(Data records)
— Start —
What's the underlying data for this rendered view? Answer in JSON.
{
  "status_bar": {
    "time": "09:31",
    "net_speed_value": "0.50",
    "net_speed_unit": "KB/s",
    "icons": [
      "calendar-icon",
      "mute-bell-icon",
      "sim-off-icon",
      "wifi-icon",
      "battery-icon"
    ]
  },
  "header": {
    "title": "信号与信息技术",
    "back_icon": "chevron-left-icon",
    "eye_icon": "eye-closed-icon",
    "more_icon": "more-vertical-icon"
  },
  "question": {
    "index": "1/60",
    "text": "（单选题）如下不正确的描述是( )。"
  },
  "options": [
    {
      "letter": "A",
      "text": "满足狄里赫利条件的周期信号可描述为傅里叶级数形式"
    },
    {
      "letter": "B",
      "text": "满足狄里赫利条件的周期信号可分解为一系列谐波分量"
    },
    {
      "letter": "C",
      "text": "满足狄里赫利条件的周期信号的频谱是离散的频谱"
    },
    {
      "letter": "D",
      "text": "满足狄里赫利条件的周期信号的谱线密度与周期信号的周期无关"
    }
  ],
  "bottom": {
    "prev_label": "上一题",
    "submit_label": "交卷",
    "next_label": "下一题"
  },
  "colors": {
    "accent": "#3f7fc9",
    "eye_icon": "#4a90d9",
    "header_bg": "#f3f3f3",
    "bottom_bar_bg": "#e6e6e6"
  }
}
— End —
— Start —
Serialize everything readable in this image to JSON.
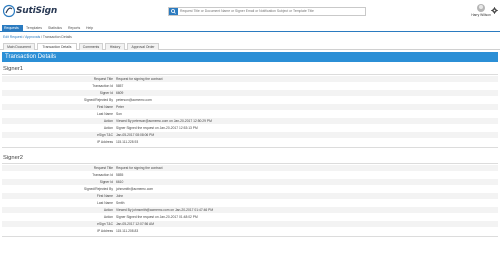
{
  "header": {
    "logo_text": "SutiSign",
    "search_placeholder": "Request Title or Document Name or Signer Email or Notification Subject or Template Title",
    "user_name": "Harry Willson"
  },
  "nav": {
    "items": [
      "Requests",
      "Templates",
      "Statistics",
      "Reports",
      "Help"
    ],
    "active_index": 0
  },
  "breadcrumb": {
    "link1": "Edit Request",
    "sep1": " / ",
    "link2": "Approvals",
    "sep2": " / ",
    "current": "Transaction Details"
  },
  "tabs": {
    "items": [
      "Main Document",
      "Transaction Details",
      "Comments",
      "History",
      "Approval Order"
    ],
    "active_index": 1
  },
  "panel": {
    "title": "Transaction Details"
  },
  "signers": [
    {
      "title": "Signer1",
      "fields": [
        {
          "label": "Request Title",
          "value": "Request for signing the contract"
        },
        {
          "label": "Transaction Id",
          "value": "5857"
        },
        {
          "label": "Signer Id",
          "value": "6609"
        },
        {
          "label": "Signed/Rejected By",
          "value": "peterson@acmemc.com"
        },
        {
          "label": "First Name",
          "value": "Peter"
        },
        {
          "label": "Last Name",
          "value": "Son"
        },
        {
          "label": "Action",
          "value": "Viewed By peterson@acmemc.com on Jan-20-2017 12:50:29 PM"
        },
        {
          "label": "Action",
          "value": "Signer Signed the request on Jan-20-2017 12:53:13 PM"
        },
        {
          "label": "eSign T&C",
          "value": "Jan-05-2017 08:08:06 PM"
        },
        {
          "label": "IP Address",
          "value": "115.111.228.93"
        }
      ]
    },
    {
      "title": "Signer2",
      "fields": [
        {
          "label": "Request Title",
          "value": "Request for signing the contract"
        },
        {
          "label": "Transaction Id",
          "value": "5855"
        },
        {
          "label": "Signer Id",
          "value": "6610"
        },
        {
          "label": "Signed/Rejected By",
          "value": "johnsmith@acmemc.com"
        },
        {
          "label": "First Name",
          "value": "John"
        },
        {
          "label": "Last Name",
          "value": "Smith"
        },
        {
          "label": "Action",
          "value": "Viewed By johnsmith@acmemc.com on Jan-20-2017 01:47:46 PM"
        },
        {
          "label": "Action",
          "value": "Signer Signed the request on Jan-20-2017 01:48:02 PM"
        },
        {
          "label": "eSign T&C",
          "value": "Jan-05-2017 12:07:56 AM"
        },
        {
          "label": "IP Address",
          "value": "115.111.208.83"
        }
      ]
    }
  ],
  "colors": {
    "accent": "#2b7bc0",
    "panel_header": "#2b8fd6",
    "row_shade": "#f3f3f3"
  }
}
— End —
● What to do
Report how many lines of the entries hold the string "Document". Provide the number alone.

● Response to this exercise
2